▶ Work to do
For each line of the data below that holds "Broadcast", copy the line.

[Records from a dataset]
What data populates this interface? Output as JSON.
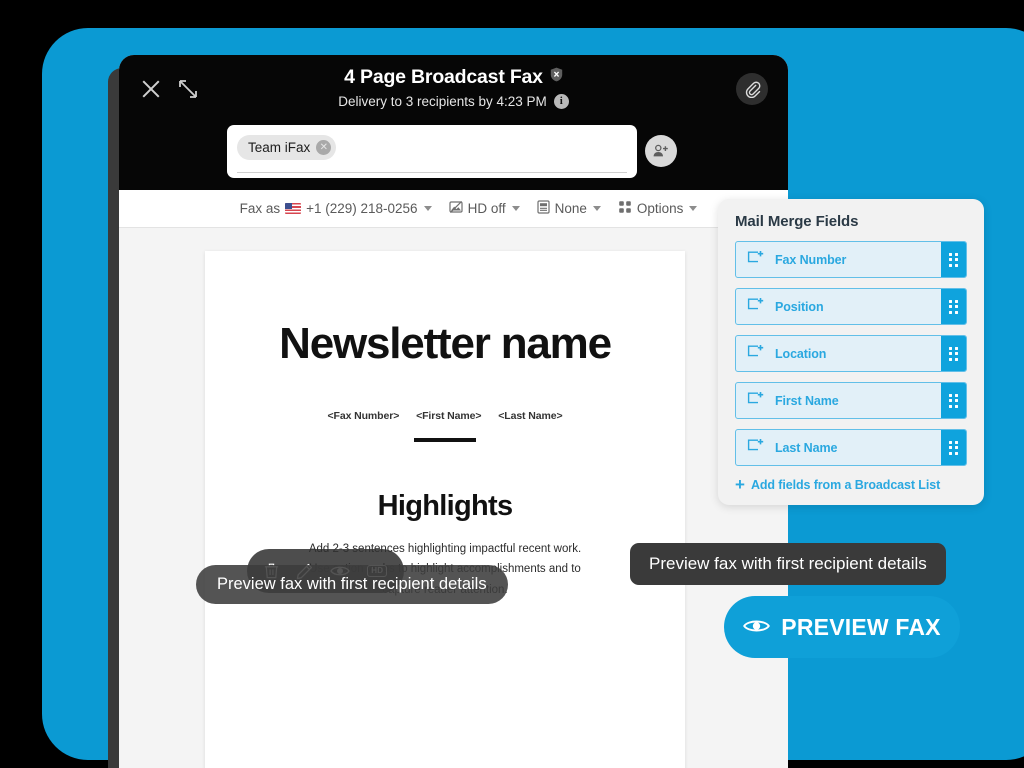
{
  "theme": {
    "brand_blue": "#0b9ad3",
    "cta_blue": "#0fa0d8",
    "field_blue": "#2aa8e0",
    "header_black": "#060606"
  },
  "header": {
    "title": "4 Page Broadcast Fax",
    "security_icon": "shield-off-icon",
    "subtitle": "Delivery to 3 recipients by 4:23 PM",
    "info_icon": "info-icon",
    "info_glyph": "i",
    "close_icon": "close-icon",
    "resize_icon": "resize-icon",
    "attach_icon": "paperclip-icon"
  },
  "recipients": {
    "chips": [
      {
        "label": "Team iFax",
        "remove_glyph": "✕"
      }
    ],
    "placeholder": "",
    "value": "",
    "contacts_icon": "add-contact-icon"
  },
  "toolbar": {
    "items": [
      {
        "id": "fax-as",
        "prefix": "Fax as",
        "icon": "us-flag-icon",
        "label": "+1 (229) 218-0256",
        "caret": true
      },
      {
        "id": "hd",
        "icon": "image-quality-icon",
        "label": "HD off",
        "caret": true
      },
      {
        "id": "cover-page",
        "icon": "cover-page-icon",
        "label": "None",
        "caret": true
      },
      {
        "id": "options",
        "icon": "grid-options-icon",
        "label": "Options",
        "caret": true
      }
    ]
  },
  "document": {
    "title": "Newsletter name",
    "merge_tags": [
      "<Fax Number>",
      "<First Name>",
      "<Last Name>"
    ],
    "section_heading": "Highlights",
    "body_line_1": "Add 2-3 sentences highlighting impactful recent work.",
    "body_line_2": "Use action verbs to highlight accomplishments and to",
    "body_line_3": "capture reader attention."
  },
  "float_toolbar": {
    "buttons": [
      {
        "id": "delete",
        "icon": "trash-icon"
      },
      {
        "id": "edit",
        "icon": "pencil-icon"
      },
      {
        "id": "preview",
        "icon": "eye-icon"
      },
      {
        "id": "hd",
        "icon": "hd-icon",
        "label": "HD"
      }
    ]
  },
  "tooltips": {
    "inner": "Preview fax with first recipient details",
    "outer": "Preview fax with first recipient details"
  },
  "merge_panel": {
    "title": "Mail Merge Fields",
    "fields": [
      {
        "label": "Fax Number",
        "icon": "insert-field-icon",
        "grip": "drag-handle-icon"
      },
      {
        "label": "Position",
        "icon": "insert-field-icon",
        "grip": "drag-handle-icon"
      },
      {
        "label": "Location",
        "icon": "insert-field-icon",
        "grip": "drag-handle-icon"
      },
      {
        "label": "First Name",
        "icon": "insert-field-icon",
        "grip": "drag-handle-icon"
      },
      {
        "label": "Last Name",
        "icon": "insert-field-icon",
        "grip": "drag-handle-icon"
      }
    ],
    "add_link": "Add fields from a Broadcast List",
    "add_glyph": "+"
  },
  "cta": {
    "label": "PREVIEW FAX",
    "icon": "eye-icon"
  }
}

==

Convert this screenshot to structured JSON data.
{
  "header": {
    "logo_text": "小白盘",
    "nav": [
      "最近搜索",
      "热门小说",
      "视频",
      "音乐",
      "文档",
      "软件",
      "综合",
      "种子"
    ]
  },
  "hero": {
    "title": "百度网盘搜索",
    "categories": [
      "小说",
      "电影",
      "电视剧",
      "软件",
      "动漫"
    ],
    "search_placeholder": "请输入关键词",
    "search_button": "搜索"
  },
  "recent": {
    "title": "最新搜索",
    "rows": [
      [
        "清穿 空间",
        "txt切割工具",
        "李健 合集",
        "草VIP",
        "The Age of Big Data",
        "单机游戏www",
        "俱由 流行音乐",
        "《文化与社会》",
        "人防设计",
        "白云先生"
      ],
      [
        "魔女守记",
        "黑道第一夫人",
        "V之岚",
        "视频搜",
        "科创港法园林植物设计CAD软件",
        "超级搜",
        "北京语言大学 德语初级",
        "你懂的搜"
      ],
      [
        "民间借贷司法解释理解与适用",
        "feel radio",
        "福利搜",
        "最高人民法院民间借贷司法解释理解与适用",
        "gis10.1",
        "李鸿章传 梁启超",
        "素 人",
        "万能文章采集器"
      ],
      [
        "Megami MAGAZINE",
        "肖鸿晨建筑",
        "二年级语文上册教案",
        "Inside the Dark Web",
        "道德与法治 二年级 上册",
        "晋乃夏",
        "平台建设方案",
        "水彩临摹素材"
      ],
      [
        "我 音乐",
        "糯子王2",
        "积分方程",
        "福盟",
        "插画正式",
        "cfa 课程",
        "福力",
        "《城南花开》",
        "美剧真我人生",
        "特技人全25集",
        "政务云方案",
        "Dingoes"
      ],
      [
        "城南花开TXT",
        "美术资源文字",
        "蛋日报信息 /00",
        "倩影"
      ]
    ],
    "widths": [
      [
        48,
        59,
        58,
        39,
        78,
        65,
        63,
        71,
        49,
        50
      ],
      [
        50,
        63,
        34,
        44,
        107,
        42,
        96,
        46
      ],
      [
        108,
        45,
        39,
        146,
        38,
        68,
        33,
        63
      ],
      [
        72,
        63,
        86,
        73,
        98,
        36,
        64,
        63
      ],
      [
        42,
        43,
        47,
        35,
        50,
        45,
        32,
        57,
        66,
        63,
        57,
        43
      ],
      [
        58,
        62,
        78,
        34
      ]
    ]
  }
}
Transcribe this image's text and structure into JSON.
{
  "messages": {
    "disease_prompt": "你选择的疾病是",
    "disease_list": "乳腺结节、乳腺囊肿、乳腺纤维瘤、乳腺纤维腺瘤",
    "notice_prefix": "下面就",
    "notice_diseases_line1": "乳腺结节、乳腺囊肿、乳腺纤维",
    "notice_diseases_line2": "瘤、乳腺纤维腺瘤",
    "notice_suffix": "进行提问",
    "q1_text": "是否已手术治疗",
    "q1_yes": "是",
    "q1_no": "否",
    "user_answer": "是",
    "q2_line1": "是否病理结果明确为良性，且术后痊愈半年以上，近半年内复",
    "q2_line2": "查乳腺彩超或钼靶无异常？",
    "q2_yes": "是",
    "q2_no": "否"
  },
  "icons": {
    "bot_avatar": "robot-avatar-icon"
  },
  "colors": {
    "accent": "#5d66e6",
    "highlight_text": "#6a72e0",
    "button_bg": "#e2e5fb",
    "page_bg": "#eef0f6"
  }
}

==

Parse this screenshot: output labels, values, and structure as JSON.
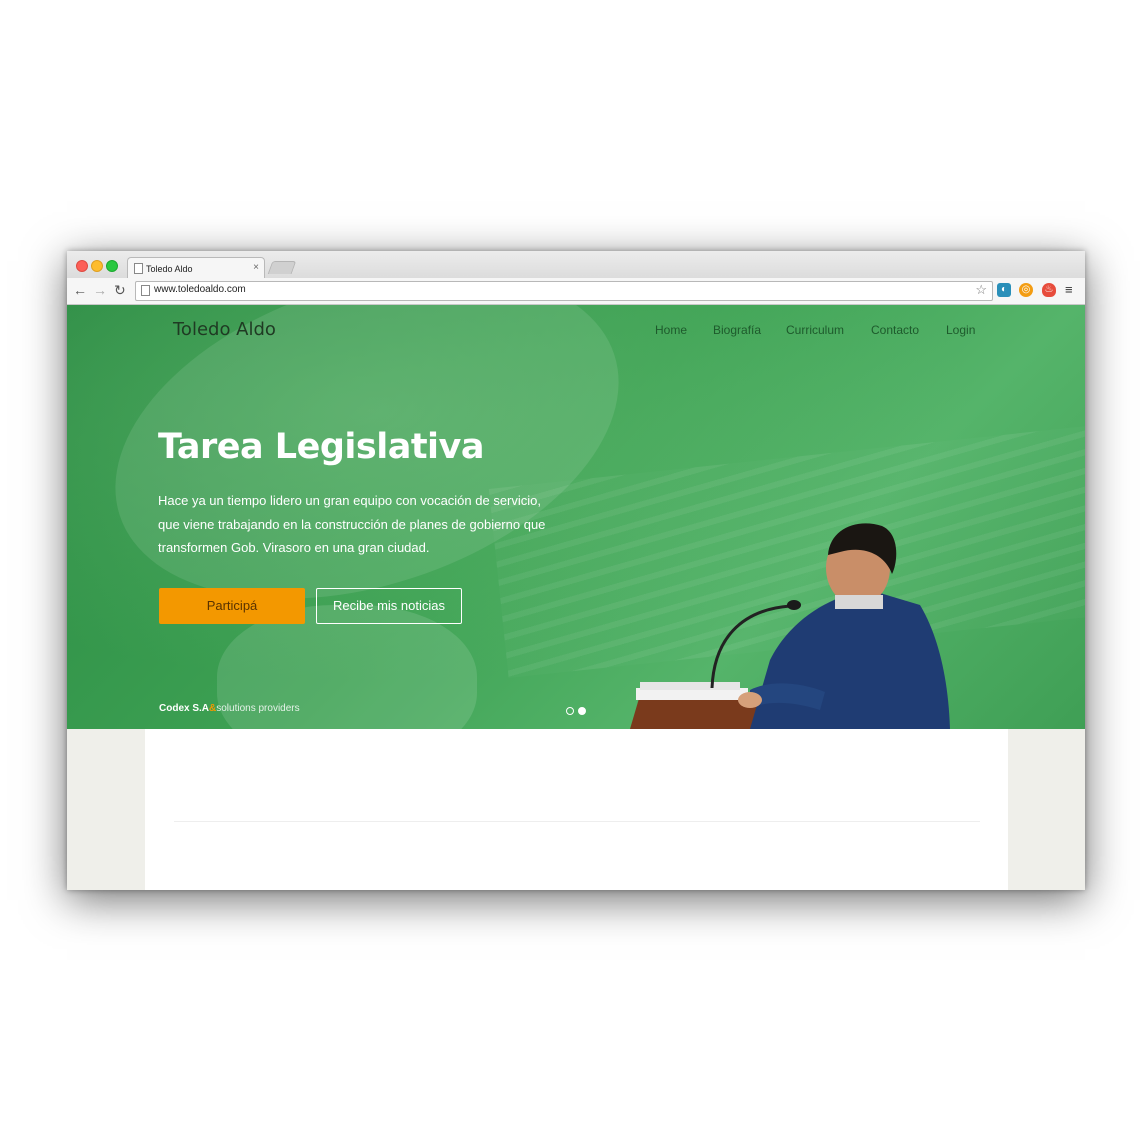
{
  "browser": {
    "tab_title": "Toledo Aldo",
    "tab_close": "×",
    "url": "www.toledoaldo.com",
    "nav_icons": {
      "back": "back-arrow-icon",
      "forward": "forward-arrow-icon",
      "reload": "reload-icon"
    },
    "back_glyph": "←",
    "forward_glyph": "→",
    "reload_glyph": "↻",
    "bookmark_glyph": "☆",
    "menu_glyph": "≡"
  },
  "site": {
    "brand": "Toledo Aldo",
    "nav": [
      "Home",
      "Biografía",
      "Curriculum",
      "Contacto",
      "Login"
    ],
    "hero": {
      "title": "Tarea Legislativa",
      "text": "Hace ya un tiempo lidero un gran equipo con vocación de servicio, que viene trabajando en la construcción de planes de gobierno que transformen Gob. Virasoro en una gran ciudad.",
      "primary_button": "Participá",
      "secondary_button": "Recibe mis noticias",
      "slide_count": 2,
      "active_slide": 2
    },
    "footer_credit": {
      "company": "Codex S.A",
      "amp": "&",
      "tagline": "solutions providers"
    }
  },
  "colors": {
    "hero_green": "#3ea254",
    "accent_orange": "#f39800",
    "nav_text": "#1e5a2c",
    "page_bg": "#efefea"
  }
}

▶ Result of this exercise
    "title": "4 Page Broadcast Fax",
    "add_link": "Add fields from a Broadcast List",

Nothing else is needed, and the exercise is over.